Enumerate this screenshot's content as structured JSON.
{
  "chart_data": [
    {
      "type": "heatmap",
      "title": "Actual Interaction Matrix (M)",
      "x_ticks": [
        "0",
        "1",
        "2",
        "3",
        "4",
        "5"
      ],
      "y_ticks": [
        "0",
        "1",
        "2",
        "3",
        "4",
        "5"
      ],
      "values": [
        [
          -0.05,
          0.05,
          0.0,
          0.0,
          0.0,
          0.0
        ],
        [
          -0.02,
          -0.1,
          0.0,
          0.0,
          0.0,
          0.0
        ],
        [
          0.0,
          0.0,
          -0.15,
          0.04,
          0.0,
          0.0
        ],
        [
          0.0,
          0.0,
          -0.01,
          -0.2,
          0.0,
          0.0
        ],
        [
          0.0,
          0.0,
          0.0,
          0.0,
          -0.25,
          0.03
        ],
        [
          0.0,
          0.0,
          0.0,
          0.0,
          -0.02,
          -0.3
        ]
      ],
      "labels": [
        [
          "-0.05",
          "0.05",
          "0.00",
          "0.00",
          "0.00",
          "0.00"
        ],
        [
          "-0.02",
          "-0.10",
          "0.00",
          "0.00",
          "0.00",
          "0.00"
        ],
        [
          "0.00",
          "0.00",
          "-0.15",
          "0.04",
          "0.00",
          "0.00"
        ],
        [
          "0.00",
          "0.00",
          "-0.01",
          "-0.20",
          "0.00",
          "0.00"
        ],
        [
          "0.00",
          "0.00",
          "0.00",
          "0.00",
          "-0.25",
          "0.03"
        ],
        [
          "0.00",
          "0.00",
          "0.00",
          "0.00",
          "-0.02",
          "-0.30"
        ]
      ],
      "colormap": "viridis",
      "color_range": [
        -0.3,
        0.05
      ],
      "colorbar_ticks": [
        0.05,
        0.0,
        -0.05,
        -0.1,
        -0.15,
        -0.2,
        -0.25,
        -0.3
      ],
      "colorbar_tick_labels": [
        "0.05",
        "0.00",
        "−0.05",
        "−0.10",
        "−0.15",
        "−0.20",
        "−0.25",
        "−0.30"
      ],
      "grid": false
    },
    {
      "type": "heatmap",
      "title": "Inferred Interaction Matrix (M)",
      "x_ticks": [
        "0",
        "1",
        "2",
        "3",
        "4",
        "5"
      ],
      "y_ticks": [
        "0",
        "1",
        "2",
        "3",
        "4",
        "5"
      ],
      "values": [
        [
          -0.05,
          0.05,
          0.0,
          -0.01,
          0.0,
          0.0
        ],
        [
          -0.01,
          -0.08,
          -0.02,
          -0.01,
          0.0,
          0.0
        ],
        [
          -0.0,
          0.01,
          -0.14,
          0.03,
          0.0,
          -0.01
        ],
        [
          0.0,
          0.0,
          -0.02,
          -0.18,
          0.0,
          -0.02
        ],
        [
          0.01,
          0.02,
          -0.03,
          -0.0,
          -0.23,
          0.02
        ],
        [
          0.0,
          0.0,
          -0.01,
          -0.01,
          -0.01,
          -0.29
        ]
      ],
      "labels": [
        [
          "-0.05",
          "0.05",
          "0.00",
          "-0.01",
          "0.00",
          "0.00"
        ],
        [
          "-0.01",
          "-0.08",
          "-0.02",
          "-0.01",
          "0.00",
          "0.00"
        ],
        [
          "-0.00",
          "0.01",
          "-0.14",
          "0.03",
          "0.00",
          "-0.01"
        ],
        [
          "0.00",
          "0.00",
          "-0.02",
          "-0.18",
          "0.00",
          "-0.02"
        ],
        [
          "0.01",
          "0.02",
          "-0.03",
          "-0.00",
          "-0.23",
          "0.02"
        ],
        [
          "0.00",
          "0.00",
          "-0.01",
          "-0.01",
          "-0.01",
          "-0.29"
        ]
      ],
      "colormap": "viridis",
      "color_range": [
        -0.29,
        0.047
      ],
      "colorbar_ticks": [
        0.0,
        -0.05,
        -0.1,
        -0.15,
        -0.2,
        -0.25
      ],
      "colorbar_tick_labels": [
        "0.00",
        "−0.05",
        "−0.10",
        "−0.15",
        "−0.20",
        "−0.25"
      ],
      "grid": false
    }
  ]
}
***
List the lines of the material in which the word "Interaction" occurs.

      "title": "Actual Interaction Matrix (M)",
      "title": "Inferred Interaction Matrix (M)",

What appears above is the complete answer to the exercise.